## START

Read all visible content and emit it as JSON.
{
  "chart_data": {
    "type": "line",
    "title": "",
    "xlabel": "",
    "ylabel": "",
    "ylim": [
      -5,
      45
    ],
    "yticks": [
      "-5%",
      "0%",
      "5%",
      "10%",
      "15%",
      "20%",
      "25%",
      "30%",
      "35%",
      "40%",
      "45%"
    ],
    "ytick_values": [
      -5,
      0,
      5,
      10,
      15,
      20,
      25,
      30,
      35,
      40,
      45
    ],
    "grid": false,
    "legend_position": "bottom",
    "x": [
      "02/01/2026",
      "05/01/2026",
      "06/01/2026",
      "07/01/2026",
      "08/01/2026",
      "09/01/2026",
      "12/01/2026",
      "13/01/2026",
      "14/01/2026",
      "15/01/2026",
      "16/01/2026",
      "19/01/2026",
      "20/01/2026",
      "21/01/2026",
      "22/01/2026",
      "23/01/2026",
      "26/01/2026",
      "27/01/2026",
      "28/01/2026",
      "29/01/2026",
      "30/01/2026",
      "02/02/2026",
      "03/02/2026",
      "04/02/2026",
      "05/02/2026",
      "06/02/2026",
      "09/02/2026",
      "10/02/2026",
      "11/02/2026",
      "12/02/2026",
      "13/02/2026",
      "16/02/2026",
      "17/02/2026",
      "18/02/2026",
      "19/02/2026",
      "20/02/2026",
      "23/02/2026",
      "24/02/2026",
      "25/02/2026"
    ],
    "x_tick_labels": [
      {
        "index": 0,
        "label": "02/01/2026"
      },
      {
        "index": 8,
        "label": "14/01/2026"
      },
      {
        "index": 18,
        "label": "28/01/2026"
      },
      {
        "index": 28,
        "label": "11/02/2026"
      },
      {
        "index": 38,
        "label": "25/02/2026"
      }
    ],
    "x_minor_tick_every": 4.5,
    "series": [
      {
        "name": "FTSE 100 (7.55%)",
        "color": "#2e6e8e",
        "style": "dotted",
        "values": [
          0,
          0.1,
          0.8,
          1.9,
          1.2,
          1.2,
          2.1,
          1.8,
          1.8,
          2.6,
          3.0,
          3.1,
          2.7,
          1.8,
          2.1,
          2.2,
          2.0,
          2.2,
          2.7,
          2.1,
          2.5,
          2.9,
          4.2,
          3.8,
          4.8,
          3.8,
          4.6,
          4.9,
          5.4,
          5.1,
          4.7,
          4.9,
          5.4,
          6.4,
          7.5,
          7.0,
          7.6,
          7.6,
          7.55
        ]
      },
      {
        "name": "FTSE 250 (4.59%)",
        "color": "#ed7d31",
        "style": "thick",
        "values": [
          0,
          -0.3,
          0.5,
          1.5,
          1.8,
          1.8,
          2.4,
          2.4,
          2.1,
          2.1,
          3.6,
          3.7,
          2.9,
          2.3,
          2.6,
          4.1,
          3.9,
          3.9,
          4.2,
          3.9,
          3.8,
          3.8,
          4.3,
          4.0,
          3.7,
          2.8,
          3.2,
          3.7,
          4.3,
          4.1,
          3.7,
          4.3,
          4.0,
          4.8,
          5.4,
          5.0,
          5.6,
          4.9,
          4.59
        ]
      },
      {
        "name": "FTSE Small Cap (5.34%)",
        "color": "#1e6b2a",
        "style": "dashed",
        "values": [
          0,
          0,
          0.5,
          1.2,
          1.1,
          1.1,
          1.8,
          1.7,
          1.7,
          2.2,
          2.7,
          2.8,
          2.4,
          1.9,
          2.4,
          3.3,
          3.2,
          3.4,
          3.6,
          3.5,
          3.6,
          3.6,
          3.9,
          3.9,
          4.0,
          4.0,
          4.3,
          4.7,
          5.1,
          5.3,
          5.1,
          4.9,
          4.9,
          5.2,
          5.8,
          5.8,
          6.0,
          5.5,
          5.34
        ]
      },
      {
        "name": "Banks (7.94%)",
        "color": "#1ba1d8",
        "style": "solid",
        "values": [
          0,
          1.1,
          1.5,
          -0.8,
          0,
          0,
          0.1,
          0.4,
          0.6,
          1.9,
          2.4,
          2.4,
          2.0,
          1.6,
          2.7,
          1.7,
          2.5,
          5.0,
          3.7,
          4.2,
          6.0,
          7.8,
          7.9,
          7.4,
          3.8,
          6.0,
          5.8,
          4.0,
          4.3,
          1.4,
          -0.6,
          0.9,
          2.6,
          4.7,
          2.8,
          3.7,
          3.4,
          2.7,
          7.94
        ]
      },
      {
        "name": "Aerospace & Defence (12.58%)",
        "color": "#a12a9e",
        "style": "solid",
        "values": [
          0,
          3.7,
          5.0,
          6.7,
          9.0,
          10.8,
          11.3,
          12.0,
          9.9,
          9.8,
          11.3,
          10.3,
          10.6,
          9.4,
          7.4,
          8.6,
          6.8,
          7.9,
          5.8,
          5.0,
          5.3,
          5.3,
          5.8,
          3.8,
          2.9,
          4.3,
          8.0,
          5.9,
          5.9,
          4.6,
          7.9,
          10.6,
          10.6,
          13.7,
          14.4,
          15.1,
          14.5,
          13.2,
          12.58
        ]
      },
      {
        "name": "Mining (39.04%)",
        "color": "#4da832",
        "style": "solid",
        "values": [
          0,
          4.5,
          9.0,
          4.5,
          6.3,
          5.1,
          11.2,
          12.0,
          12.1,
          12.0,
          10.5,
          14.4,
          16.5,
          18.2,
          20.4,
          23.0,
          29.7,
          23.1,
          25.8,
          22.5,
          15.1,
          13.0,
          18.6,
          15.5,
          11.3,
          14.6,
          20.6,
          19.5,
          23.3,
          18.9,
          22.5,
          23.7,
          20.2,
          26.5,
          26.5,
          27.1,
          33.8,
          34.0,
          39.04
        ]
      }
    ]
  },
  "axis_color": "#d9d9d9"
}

## END

-- Work to be completed --
Print the entries exactly. Include every one.

-- Task answer --
Read all visible content and emit it as JSON.
{
  "chart_data": {
    "type": "line",
    "title": "",
    "xlabel": "",
    "ylabel": "",
    "ylim": [
      -5,
      45
    ],
    "yticks": [
      "-5%",
      "0%",
      "5%",
      "10%",
      "15%",
      "20%",
      "25%",
      "30%",
      "35%",
      "40%",
      "45%"
    ],
    "ytick_values": [
      -5,
      0,
      5,
      10,
      15,
      20,
      25,
      30,
      35,
      40,
      45
    ],
    "grid": false,
    "legend_position": "bottom",
    "x": [
      "02/01/2026",
      "05/01/2026",
      "06/01/2026",
      "07/01/2026",
      "08/01/2026",
      "09/01/2026",
      "12/01/2026",
      "13/01/2026",
      "14/01/2026",
      "15/01/2026",
      "16/01/2026",
      "19/01/2026",
      "20/01/2026",
      "21/01/2026",
      "22/01/2026",
      "23/01/2026",
      "26/01/2026",
      "27/01/2026",
      "28/01/2026",
      "29/01/2026",
      "30/01/2026",
      "02/02/2026",
      "03/02/2026",
      "04/02/2026",
      "05/02/2026",
      "06/02/2026",
      "09/02/2026",
      "10/02/2026",
      "11/02/2026",
      "12/02/2026",
      "13/02/2026",
      "16/02/2026",
      "17/02/2026",
      "18/02/2026",
      "19/02/2026",
      "20/02/2026",
      "23/02/2026",
      "24/02/2026",
      "25/02/2026"
    ],
    "x_tick_labels": [
      {
        "index": 0,
        "label": "02/01/2026"
      },
      {
        "index": 8,
        "label": "14/01/2026"
      },
      {
        "index": 18,
        "label": "28/01/2026"
      },
      {
        "index": 28,
        "label": "11/02/2026"
      },
      {
        "index": 38,
        "label": "25/02/2026"
      }
    ],
    "x_minor_tick_every": 4.5,
    "series": [
      {
        "name": "FTSE 100 (7.55%)",
        "color": "#2e6e8e",
        "style": "dotted",
        "values": [
          0,
          0.1,
          0.8,
          1.9,
          1.2,
          1.2,
          2.1,
          1.8,
          1.8,
          2.6,
          3.0,
          3.1,
          2.7,
          1.8,
          2.1,
          2.2,
          2.0,
          2.2,
          2.7,
          2.1,
          2.5,
          2.9,
          4.2,
          3.8,
          4.8,
          3.8,
          4.6,
          4.9,
          5.4,
          5.1,
          4.7,
          4.9,
          5.4,
          6.4,
          7.5,
          7.0,
          7.6,
          7.6,
          7.55
        ]
      },
      {
        "name": "FTSE 250 (4.59%)",
        "color": "#ed7d31",
        "style": "thick",
        "values": [
          0,
          -0.3,
          0.5,
          1.5,
          1.8,
          1.8,
          2.4,
          2.4,
          2.1,
          2.1,
          3.6,
          3.7,
          2.9,
          2.3,
          2.6,
          4.1,
          3.9,
          3.9,
          4.2,
          3.9,
          3.8,
          3.8,
          4.3,
          4.0,
          3.7,
          2.8,
          3.2,
          3.7,
          4.3,
          4.1,
          3.7,
          4.3,
          4.0,
          4.8,
          5.4,
          5.0,
          5.6,
          4.9,
          4.59
        ]
      },
      {
        "name": "FTSE Small Cap (5.34%)",
        "color": "#1e6b2a",
        "style": "dashed",
        "values": [
          0,
          0,
          0.5,
          1.2,
          1.1,
          1.1,
          1.8,
          1.7,
          1.7,
          2.2,
          2.7,
          2.8,
          2.4,
          1.9,
          2.4,
          3.3,
          3.2,
          3.4,
          3.6,
          3.5,
          3.6,
          3.6,
          3.9,
          3.9,
          4.0,
          4.0,
          4.3,
          4.7,
          5.1,
          5.3,
          5.1,
          4.9,
          4.9,
          5.2,
          5.8,
          5.8,
          6.0,
          5.5,
          5.34
        ]
      },
      {
        "name": "Banks (7.94%)",
        "color": "#1ba1d8",
        "style": "solid",
        "values": [
          0,
          1.1,
          1.5,
          -0.8,
          0,
          0,
          0.1,
          0.4,
          0.6,
          1.9,
          2.4,
          2.4,
          2.0,
          1.6,
          2.7,
          1.7,
          2.5,
          5.0,
          3.7,
          4.2,
          6.0,
          7.8,
          7.9,
          7.4,
          3.8,
          6.0,
          5.8,
          4.0,
          4.3,
          1.4,
          -0.6,
          0.9,
          2.6,
          4.7,
          2.8,
          3.7,
          3.4,
          2.7,
          7.94
        ]
      },
      {
        "name": "Aerospace & Defence (12.58%)",
        "color": "#a12a9e",
        "style": "solid",
        "values": [
          0,
          3.7,
          5.0,
          6.7,
          9.0,
          10.8,
          11.3,
          12.0,
          9.9,
          9.8,
          11.3,
          10.3,
          10.6,
          9.4,
          7.4,
          8.6,
          6.8,
          7.9,
          5.8,
          5.0,
          5.3,
          5.3,
          5.8,
          3.8,
          2.9,
          4.3,
          8.0,
          5.9,
          5.9,
          4.6,
          7.9,
          10.6,
          10.6,
          13.7,
          14.4,
          15.1,
          14.5,
          13.2,
          12.58
        ]
      },
      {
        "name": "Mining (39.04%)",
        "color": "#4da832",
        "style": "solid",
        "values": [
          0,
          4.5,
          9.0,
          4.5,
          6.3,
          5.1,
          11.2,
          12.0,
          12.1,
          12.0,
          10.5,
          14.4,
          16.5,
          18.2,
          20.4,
          23.0,
          29.7,
          23.1,
          25.8,
          22.5,
          15.1,
          13.0,
          18.6,
          15.5,
          11.3,
          14.6,
          20.6,
          19.5,
          23.3,
          18.9,
          22.5,
          23.7,
          20.2,
          26.5,
          26.5,
          27.1,
          33.8,
          34.0,
          39.04
        ]
      }
    ]
  },
  "axis_color": "#d9d9d9"
}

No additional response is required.